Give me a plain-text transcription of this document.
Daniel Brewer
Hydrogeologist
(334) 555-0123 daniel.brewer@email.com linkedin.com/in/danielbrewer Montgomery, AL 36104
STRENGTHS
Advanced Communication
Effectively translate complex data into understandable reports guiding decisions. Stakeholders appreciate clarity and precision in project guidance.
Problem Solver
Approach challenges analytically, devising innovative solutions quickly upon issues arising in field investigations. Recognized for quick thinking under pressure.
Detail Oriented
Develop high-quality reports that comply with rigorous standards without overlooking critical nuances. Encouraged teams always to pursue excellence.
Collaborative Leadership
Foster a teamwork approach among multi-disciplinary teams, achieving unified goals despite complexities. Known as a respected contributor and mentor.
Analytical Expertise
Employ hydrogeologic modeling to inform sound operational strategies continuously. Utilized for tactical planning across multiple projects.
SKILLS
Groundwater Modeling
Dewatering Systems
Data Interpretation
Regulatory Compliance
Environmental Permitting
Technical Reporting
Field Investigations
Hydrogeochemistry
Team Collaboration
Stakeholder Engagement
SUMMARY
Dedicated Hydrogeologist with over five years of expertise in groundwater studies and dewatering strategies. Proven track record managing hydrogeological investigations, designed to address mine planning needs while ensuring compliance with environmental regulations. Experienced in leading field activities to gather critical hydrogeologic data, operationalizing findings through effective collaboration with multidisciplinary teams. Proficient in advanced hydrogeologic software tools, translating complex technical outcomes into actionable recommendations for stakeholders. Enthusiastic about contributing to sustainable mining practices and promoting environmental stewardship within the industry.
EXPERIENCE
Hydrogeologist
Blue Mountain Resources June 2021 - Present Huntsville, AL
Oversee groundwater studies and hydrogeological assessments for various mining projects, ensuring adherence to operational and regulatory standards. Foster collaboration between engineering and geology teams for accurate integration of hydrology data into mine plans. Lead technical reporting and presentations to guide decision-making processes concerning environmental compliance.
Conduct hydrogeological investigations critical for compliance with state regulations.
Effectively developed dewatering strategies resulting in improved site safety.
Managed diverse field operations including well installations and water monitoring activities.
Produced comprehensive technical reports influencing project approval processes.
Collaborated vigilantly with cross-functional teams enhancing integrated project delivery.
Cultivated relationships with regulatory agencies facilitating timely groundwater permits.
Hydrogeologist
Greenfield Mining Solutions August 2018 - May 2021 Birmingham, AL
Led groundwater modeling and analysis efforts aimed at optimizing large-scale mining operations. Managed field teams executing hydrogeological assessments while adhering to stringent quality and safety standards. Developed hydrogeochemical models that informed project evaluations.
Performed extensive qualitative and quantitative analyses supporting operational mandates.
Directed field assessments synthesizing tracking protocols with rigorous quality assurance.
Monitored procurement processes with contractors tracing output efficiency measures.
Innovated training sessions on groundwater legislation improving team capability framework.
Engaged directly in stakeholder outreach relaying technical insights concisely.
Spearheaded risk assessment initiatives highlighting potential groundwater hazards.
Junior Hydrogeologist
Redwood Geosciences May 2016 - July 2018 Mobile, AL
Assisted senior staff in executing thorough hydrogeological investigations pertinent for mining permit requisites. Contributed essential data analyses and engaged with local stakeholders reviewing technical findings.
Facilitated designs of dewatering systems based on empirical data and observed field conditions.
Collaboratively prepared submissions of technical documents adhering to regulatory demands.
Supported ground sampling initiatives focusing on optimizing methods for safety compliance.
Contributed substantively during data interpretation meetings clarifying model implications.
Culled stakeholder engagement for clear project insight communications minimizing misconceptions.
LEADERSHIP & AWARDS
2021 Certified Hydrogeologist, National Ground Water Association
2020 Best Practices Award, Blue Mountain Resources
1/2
______________________________
Reproduce the records above exactly.

# [TASK RESPONSE]
Give me a plain-text transcription of this document.
Daniel Brewer
Hydrogeologist
(334) 555-0123 daniel.brewer@email.com linkedin.com/in/danielbrewer Montgomery, AL 36104
STRENGTHS
Advanced Communication
Effectively translate complex data into understandable reports guiding decisions. Stakeholders appreciate clarity and precision in project guidance.
Problem Solver
Approach challenges analytically, devising innovative solutions quickly upon issues arising in field investigations. Recognized for quick thinking under pressure.
Detail Oriented
Develop high-quality reports that comply with rigorous standards without overlooking critical nuances. Encouraged teams always to pursue excellence.
Collaborative Leadership
Foster a teamwork approach among multi-disciplinary teams, achieving unified goals despite complexities. Known as a respected contributor and mentor.
Analytical Expertise
Employ hydrogeologic modeling to inform sound operational strategies continuously. Utilized for tactical planning across multiple projects.
SKILLS
Groundwater Modeling
Dewatering Systems
Data Interpretation
Regulatory Compliance
Environmental Permitting
Technical Reporting
Field Investigations
Hydrogeochemistry
Team Collaboration
Stakeholder Engagement
SUMMARY
Dedicated Hydrogeologist with over five years of expertise in groundwater studies and dewatering strategies. Proven track record managing hydrogeological investigations, designed to address mine planning needs while ensuring compliance with environmental regulations. Experienced in leading field activities to gather critical hydrogeologic data, operationalizing findings through effective collaboration with multidisciplinary teams. Proficient in advanced hydrogeologic software tools, translating complex technical outcomes into actionable recommendations for stakeholders. Enthusiastic about contributing to sustainable mining practices and promoting environmental stewardship within the industry.
EXPERIENCE
Hydrogeologist
Blue Mountain Resources June 2021 - Present Huntsville, AL
Oversee groundwater studies and hydrogeological assessments for various mining projects, ensuring adherence to operational and regulatory standards. Foster collaboration between engineering and geology teams for accurate integration of hydrology data into mine plans. Lead technical reporting and presentations to guide decision-making processes concerning environmental compliance.
Conduct hydrogeological investigations critical for compliance with state regulations.
Effectively developed dewatering strategies resulting in improved site safety.
Managed diverse field operations including well installations and water monitoring activities.
Produced comprehensive technical reports influencing project approval processes.
Collaborated vigilantly with cross-functional teams enhancing integrated project delivery.
Cultivated relationships with regulatory agencies facilitating timely groundwater permits.
Hydrogeologist
Greenfield Mining Solutions August 2018 - May 2021 Birmingham, AL
Led groundwater modeling and analysis efforts aimed at optimizing large-scale mining operations. Managed field teams executing hydrogeological assessments while adhering to stringent quality and safety standards. Developed hydrogeochemical models that informed project evaluations.
Performed extensive qualitative and quantitative analyses supporting operational mandates.
Directed field assessments synthesizing tracking protocols with rigorous quality assurance.
Monitored procurement processes with contractors tracing output efficiency measures.
Innovated training sessions on groundwater legislation improving team capability framework.
Engaged directly in stakeholder outreach relaying technical insights concisely.
Spearheaded risk assessment initiatives highlighting potential groundwater hazards.
Junior Hydrogeologist
Redwood Geosciences May 2016 - July 2018 Mobile, AL
Assisted senior staff in executing thorough hydrogeological investigations pertinent for mining permit requisites. Contributed essential data analyses and engaged with local stakeholders reviewing technical findings.
Facilitated designs of dewatering systems based on empirical data and observed field conditions.
Collaboratively prepared submissions of technical documents adhering to regulatory demands.
Supported ground sampling initiatives focusing on optimizing methods for safety compliance.
Contributed substantively during data interpretation meetings clarifying model implications.
Culled stakeholder engagement for clear project insight communications minimizing misconceptions.
LEADERSHIP & AWARDS
2021 Certified Hydrogeologist, National Ground Water Association
2020 Best Practices Award, Blue Mountain Resources
1/2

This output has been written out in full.